--- BEGIN PROVIDED RECORDS ---

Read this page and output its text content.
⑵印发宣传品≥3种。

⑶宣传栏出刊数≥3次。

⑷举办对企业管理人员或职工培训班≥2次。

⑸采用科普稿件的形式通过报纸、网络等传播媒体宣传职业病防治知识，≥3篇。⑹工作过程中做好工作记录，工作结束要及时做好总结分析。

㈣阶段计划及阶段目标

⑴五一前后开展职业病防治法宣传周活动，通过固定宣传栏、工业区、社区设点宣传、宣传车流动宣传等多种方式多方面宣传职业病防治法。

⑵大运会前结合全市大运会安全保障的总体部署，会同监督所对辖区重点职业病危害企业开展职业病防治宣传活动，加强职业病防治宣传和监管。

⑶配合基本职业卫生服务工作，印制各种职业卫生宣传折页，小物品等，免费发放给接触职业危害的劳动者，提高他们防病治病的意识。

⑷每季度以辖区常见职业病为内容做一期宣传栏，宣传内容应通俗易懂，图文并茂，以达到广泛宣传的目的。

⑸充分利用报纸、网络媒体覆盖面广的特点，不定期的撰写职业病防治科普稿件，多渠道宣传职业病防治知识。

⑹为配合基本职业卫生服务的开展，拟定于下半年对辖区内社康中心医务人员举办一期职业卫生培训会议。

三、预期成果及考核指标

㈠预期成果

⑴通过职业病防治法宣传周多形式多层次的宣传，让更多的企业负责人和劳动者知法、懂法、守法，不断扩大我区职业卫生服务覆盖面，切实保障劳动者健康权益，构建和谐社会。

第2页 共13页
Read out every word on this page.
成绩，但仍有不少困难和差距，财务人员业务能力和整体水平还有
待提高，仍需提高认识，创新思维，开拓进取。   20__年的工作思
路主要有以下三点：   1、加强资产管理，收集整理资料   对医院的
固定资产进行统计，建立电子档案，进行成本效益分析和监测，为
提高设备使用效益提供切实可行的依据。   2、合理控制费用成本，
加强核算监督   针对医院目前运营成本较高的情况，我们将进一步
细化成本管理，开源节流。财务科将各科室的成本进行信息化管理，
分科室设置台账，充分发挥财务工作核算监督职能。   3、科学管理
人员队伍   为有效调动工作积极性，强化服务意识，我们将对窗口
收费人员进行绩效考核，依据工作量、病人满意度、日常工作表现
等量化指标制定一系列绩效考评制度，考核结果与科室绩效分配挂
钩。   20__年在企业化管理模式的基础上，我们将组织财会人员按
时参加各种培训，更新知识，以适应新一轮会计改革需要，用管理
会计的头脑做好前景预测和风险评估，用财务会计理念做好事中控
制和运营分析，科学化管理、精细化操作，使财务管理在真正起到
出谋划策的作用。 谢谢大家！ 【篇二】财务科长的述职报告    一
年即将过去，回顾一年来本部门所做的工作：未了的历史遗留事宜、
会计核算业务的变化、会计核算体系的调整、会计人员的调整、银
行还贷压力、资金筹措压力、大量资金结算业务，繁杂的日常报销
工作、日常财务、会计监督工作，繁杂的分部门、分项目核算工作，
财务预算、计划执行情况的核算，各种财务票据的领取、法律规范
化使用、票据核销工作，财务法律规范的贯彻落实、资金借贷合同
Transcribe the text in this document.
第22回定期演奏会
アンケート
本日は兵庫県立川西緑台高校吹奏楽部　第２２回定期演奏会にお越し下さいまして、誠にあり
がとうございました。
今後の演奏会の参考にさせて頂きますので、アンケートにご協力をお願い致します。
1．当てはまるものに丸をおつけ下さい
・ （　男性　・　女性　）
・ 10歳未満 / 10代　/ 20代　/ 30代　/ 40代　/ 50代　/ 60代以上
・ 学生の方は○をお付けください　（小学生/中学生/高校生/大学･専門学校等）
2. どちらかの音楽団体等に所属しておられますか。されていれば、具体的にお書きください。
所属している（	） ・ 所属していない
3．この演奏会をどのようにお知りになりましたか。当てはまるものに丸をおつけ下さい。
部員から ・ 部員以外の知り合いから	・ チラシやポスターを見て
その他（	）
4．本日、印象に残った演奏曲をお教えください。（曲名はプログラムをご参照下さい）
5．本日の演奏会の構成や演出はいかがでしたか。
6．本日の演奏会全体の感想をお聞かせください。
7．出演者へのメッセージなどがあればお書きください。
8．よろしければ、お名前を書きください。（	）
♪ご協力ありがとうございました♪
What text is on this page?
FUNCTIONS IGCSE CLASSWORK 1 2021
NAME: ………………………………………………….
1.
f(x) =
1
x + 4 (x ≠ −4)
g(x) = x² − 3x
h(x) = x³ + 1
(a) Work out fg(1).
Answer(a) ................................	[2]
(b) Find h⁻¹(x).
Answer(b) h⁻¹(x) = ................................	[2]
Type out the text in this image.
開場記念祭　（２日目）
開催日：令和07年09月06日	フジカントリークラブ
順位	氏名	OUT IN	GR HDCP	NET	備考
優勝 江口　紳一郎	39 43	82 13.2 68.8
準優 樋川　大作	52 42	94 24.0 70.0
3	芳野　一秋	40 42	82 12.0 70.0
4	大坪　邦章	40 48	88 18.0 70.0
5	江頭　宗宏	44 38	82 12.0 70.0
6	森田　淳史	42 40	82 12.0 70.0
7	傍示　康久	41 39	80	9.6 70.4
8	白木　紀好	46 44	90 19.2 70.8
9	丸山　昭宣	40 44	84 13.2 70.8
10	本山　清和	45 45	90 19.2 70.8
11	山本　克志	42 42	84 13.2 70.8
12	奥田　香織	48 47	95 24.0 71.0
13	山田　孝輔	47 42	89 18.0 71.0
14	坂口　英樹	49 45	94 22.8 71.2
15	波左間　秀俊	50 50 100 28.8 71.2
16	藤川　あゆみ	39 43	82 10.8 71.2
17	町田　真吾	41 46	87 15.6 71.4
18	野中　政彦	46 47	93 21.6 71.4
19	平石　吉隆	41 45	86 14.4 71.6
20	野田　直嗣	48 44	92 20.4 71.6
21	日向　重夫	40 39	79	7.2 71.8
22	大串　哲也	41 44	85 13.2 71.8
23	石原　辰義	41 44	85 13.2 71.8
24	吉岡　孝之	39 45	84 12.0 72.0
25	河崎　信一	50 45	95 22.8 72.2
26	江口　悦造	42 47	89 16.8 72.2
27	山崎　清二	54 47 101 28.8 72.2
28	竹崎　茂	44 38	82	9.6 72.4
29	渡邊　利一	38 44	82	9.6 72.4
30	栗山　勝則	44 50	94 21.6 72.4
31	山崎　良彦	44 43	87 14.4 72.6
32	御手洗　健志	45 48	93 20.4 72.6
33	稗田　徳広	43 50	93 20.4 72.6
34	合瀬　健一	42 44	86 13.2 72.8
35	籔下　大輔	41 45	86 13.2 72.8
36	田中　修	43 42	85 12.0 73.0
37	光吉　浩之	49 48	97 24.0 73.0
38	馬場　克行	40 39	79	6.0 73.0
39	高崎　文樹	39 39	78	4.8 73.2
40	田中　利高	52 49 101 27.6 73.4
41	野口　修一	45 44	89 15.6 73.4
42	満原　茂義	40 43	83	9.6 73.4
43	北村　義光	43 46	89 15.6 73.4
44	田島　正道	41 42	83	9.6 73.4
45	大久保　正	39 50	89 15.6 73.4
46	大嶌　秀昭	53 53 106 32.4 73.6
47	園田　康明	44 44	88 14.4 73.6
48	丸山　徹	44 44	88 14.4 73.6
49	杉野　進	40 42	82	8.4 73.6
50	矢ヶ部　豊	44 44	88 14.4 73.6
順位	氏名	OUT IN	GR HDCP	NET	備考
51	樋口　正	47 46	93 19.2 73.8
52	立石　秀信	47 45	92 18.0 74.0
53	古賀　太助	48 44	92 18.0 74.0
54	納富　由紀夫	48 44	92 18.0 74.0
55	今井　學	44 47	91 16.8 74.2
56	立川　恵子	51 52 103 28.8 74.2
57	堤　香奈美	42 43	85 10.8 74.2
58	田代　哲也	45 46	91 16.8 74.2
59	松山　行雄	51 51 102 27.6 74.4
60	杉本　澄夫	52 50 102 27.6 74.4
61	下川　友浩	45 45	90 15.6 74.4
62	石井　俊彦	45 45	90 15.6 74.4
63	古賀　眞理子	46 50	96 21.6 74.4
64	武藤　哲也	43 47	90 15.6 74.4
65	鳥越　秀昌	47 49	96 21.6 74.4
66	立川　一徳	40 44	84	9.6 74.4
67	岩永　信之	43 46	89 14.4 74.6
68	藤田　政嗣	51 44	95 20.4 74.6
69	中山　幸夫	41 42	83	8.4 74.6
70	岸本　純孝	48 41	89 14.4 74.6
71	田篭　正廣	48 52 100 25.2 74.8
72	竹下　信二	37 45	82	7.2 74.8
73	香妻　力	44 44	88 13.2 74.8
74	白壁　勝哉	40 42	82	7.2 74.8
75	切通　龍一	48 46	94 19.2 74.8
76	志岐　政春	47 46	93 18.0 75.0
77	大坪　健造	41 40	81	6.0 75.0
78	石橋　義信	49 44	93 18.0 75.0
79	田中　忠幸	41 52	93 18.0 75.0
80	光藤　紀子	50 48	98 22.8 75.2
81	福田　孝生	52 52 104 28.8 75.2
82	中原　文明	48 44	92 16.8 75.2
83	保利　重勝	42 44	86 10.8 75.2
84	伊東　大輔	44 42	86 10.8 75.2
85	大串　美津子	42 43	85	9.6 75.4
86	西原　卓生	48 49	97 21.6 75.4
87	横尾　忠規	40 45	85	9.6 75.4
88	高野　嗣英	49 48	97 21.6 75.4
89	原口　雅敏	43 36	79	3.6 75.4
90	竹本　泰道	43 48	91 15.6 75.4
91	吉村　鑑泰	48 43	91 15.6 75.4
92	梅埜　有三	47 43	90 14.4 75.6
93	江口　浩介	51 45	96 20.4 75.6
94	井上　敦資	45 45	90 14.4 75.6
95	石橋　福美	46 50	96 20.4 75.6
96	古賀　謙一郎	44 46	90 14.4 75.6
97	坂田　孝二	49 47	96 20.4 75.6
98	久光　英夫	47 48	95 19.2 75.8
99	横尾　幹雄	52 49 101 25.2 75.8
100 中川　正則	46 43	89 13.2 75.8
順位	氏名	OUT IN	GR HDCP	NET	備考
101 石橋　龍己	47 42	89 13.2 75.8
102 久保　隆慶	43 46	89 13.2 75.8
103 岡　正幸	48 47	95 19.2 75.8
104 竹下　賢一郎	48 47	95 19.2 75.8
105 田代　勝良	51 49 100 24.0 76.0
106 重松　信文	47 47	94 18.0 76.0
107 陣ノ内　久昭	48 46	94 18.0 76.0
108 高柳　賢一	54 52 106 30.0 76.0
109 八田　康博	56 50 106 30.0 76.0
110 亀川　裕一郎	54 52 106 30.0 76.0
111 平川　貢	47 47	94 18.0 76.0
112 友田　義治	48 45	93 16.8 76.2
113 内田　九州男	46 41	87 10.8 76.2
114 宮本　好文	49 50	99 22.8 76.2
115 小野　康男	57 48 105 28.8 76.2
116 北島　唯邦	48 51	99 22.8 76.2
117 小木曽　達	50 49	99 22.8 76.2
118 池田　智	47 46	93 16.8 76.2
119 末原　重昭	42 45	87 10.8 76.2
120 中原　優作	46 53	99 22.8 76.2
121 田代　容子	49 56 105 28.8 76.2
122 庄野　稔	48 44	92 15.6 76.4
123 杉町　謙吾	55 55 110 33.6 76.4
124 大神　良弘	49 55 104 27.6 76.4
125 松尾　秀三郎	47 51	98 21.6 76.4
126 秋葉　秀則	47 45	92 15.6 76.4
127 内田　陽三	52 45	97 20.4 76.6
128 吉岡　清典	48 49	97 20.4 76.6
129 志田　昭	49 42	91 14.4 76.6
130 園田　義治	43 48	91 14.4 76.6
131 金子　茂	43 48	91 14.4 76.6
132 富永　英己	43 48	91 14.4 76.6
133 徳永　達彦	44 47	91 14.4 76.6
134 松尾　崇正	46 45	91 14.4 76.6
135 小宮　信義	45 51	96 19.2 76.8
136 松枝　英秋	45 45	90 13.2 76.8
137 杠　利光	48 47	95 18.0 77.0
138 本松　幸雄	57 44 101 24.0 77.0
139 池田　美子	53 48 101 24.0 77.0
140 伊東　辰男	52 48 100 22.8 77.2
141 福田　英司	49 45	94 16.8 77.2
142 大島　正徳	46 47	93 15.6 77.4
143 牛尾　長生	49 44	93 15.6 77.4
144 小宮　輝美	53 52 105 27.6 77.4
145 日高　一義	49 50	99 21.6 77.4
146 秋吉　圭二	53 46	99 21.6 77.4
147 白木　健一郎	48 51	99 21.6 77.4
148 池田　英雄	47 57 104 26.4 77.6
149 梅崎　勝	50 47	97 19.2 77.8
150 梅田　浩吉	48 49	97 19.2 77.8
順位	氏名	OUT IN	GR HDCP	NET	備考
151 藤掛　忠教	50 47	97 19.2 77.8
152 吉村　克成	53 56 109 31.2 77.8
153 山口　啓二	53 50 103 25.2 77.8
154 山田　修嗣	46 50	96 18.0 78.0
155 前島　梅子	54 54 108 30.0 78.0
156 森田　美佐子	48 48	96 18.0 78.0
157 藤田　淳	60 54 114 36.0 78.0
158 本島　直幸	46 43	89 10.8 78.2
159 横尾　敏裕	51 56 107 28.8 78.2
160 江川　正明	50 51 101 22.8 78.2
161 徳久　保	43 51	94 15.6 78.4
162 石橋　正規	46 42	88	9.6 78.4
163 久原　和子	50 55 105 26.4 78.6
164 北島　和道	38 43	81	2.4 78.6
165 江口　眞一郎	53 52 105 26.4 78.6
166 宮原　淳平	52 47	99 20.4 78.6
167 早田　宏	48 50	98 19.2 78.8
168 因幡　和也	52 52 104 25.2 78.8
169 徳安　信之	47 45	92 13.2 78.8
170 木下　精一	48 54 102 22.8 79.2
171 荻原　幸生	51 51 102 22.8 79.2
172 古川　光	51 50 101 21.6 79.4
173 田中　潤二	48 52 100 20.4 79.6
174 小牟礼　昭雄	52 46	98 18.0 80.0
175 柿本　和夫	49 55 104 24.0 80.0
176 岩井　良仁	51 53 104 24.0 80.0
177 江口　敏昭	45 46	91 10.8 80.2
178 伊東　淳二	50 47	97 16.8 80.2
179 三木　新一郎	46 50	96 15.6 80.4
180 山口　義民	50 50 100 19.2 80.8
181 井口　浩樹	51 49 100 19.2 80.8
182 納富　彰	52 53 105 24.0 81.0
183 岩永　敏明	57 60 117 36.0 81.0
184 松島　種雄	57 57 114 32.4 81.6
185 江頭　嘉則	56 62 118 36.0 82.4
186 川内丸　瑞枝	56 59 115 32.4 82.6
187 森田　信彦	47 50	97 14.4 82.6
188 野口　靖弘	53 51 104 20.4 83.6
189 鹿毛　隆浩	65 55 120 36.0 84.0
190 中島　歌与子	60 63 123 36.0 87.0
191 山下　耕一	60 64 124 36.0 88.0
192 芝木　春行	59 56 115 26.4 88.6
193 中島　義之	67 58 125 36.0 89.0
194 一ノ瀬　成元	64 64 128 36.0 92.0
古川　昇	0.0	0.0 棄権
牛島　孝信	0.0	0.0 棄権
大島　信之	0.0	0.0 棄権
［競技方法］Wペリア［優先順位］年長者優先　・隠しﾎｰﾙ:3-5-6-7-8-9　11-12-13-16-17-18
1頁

--- END PROVIDED RECORDS ---

EXERCISE TASK: Pick out and copy the lines of the entries that hold the string "this".

SOLUTION:
Read this page and output its text content.
Read out every word on this page.
Transcribe the text in this document.
What text is on this page?
Type out the text in this image.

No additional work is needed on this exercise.